Start of PROVIDED RECORDS

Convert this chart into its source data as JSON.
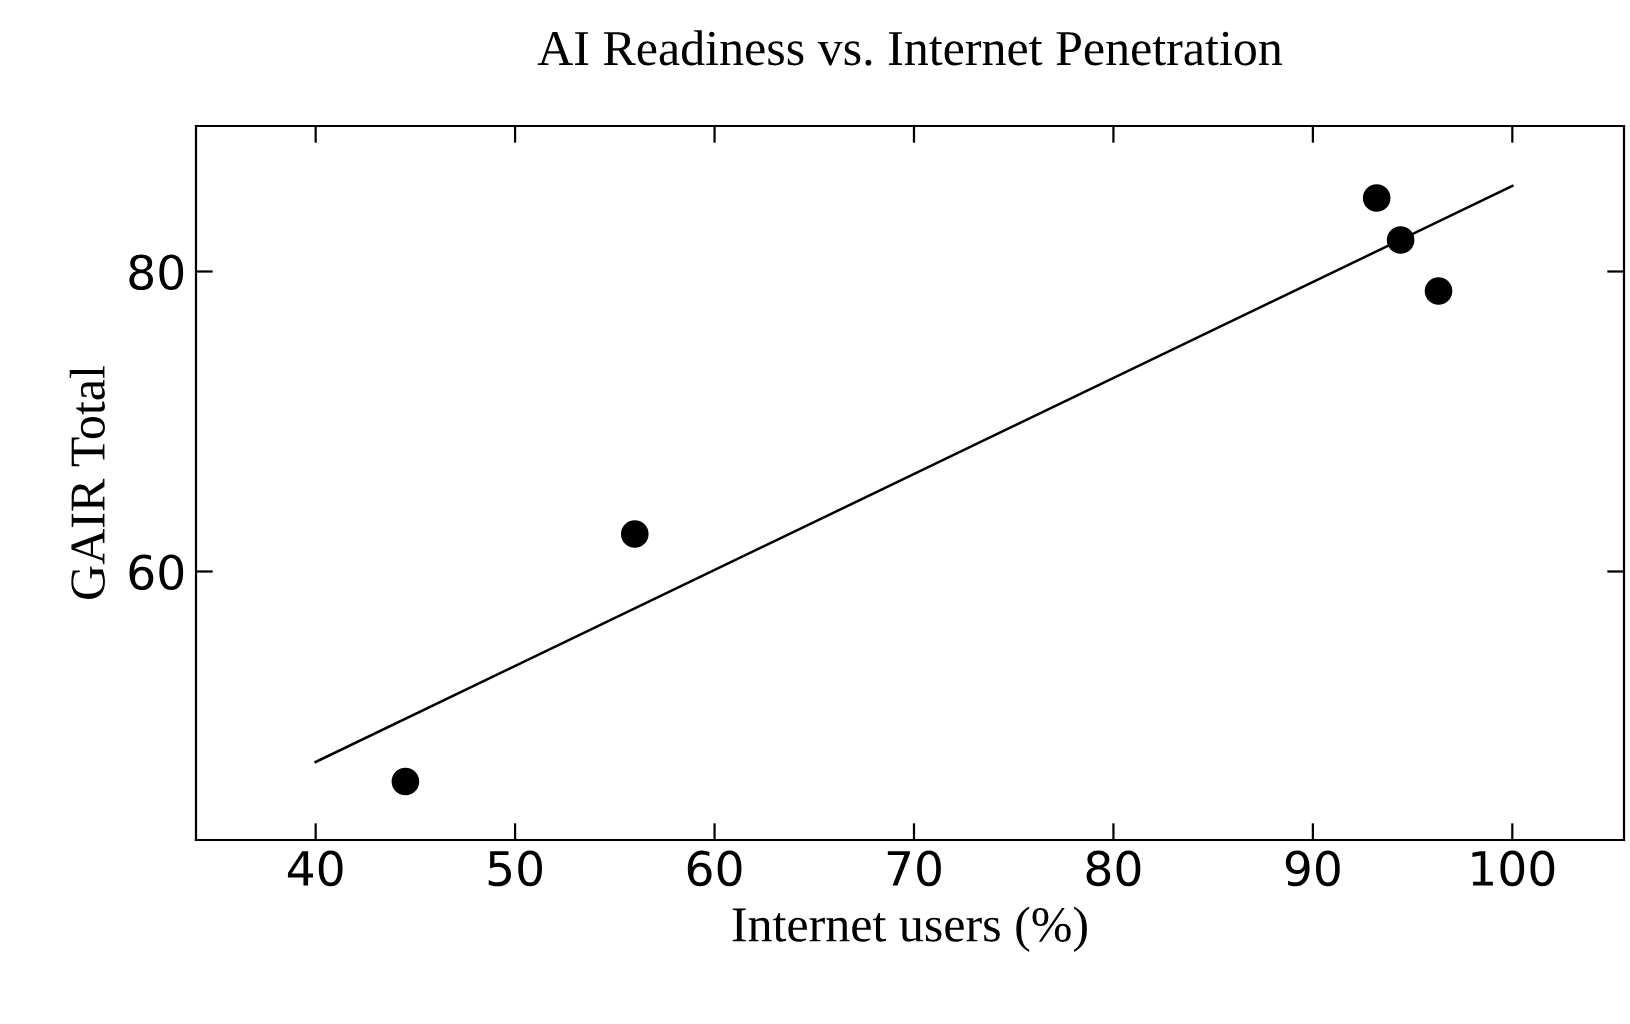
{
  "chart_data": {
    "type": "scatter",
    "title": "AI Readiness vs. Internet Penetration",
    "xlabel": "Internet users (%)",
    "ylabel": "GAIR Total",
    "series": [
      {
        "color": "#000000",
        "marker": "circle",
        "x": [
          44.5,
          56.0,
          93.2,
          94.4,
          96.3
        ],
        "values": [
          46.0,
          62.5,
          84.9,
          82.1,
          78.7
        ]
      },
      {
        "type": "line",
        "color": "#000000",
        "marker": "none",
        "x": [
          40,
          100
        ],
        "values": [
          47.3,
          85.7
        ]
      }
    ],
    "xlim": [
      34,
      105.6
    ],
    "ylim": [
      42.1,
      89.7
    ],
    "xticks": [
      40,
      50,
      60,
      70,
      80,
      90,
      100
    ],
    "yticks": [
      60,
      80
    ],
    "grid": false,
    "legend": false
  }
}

End of PROVIDED RECORDS
Start of PROVIDED RECORDS

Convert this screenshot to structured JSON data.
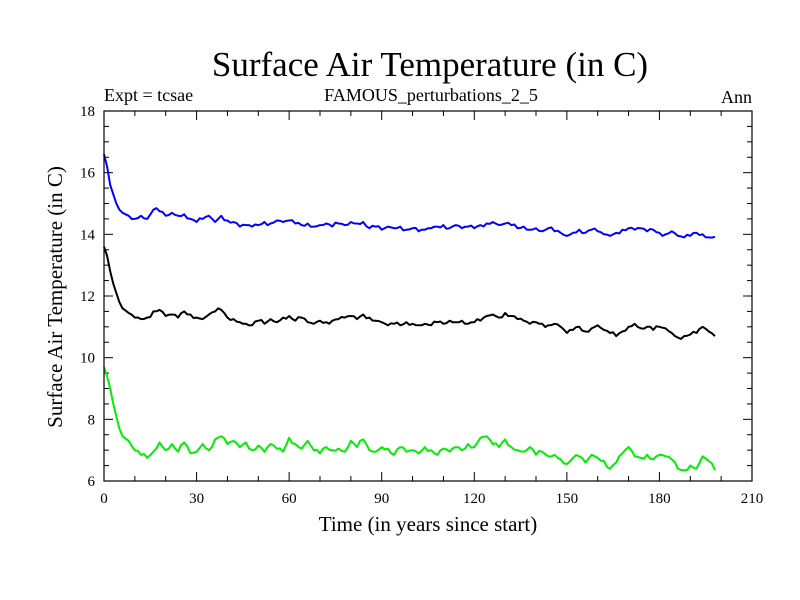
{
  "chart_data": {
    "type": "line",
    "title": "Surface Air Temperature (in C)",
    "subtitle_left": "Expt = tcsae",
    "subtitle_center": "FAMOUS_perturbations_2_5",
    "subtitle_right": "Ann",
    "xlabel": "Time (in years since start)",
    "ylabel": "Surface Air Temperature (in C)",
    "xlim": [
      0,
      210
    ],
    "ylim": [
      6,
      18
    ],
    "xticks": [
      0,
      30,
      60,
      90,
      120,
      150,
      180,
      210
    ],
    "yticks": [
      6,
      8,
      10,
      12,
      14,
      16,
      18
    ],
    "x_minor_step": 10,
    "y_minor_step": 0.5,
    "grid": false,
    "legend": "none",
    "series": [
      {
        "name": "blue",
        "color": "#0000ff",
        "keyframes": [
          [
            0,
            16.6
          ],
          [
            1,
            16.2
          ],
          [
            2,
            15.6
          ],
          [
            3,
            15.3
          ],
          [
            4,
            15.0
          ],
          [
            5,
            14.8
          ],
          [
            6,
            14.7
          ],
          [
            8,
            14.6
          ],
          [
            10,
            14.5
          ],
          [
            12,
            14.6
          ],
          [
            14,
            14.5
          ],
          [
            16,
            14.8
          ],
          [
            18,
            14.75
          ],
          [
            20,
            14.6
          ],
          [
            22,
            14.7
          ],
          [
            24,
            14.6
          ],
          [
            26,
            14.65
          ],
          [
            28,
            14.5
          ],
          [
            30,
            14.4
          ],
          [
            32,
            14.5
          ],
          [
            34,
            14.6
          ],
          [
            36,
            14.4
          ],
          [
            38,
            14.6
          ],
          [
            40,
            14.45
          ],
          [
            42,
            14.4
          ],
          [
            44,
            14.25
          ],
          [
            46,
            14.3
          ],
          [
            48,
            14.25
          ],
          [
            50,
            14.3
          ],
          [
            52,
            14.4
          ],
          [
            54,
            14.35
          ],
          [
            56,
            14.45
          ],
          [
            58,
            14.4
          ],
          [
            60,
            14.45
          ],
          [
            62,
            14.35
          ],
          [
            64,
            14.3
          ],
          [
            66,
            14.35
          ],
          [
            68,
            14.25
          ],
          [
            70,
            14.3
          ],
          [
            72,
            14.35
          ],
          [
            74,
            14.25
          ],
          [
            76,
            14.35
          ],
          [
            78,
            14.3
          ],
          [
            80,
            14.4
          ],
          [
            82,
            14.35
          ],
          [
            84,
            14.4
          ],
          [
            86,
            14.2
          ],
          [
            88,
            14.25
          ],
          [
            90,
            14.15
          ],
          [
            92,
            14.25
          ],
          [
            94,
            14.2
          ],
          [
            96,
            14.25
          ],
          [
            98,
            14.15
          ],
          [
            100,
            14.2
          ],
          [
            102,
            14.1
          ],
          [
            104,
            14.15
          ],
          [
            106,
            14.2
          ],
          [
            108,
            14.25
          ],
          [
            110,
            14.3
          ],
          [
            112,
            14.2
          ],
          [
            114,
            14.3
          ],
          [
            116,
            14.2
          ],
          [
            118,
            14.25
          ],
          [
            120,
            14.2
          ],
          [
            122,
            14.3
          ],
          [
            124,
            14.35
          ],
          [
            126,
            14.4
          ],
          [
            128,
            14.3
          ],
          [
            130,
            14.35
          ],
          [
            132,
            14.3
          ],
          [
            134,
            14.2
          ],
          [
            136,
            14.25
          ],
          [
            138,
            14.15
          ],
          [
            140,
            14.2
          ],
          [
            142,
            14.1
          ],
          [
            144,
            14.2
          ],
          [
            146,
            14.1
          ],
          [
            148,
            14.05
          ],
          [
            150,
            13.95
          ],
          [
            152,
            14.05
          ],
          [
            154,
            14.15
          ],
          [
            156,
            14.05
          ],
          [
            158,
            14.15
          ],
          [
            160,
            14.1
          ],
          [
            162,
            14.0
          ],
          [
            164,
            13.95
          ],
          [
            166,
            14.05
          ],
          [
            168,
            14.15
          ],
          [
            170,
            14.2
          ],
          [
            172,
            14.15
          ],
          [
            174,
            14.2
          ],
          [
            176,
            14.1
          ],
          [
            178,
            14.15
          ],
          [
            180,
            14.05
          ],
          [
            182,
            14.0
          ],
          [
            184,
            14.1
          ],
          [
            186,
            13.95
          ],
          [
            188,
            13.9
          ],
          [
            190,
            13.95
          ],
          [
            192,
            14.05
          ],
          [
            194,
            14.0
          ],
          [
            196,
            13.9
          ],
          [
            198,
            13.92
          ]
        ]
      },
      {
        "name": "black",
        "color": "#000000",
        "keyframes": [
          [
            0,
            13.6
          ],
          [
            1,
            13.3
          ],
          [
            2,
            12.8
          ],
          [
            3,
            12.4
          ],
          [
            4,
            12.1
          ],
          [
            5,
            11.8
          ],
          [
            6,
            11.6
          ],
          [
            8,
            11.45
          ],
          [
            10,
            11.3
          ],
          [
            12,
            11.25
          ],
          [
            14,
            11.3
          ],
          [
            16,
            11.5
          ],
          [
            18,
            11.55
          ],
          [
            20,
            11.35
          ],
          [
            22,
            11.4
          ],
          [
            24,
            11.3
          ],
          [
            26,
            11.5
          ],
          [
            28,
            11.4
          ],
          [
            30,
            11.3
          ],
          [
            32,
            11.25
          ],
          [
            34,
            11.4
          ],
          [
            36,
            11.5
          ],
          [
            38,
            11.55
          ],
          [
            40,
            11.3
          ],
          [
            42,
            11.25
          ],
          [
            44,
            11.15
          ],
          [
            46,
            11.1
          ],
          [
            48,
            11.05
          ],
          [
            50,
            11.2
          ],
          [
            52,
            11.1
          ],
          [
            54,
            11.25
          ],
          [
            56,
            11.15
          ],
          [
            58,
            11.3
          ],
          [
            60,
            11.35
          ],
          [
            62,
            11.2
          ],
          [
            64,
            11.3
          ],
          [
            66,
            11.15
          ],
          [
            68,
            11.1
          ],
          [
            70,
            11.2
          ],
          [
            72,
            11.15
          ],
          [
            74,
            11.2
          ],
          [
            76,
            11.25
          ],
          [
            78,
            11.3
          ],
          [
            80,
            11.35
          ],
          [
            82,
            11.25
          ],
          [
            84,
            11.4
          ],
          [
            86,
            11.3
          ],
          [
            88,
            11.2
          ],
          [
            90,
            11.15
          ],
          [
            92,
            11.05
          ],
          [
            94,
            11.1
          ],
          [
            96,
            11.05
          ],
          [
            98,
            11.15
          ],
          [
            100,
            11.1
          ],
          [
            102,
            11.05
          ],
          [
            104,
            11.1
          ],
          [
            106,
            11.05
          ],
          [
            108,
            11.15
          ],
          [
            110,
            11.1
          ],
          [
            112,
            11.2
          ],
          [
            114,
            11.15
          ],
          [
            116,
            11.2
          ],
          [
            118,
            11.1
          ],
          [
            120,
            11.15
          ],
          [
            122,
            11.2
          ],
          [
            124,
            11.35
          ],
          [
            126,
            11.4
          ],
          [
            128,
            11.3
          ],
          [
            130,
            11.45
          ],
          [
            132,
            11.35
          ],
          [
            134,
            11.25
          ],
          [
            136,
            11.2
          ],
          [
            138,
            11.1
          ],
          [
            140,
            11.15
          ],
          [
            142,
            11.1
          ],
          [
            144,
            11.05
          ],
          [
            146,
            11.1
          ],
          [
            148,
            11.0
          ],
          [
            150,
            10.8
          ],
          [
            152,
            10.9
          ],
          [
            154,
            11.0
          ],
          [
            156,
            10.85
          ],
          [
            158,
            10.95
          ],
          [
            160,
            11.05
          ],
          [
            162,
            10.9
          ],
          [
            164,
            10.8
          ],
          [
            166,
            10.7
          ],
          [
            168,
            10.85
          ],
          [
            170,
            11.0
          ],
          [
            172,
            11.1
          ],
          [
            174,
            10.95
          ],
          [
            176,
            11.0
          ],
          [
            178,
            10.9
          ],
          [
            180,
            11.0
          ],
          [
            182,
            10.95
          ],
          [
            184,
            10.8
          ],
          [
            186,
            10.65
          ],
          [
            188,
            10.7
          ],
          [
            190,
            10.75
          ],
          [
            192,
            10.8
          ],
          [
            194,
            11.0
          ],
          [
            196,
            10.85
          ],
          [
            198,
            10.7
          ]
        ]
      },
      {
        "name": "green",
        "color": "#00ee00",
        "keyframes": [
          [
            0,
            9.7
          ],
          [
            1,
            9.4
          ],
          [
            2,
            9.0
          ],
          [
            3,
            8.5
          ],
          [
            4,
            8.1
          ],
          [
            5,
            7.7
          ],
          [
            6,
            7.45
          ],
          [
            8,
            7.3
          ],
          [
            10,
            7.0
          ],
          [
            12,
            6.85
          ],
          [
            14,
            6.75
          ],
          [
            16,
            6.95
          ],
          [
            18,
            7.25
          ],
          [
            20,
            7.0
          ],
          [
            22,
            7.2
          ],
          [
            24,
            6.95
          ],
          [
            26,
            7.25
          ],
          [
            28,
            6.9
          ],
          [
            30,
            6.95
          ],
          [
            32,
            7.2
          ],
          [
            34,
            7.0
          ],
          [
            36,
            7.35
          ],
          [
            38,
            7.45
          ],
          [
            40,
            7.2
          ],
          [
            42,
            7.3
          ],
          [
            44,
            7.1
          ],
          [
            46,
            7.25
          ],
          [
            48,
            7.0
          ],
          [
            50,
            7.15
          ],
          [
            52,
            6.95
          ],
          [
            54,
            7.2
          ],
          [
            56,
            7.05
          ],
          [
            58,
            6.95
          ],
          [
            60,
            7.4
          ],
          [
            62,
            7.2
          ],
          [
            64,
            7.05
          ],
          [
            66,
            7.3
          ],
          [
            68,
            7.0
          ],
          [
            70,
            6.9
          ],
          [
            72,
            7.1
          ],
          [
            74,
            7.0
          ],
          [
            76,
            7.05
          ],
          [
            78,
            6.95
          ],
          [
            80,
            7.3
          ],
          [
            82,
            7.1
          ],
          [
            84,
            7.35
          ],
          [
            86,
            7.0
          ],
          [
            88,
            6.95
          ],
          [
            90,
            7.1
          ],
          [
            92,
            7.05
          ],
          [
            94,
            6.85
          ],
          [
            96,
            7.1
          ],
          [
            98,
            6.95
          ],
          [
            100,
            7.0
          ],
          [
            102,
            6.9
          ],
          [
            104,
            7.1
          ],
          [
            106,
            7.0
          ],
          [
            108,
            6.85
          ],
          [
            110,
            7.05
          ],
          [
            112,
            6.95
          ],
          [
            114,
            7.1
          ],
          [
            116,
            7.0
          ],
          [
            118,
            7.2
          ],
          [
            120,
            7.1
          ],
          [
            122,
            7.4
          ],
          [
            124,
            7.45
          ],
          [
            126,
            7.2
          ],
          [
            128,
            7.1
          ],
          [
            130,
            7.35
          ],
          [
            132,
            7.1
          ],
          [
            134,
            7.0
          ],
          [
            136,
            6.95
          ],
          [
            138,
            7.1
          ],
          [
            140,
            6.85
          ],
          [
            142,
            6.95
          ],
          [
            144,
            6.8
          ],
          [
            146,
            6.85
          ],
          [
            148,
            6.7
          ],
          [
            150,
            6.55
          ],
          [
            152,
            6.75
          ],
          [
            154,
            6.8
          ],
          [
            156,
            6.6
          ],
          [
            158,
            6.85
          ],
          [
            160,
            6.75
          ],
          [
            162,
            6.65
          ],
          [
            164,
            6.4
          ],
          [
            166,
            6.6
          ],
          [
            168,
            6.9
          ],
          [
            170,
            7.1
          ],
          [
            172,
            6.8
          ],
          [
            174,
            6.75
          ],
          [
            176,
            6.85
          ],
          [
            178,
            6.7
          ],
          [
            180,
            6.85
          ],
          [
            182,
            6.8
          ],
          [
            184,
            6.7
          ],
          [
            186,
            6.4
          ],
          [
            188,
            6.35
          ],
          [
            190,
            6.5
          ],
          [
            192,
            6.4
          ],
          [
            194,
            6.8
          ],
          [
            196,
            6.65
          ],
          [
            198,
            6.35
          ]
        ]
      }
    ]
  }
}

End of PROVIDED RECORDS

● WHAT YOU HAVE TO DO: Copy each line of the preceding data that contains the string "JSON".

● FINISHED EXERCISE:
Convert this chart into its source data as JSON.
Convert this screenshot to structured JSON data.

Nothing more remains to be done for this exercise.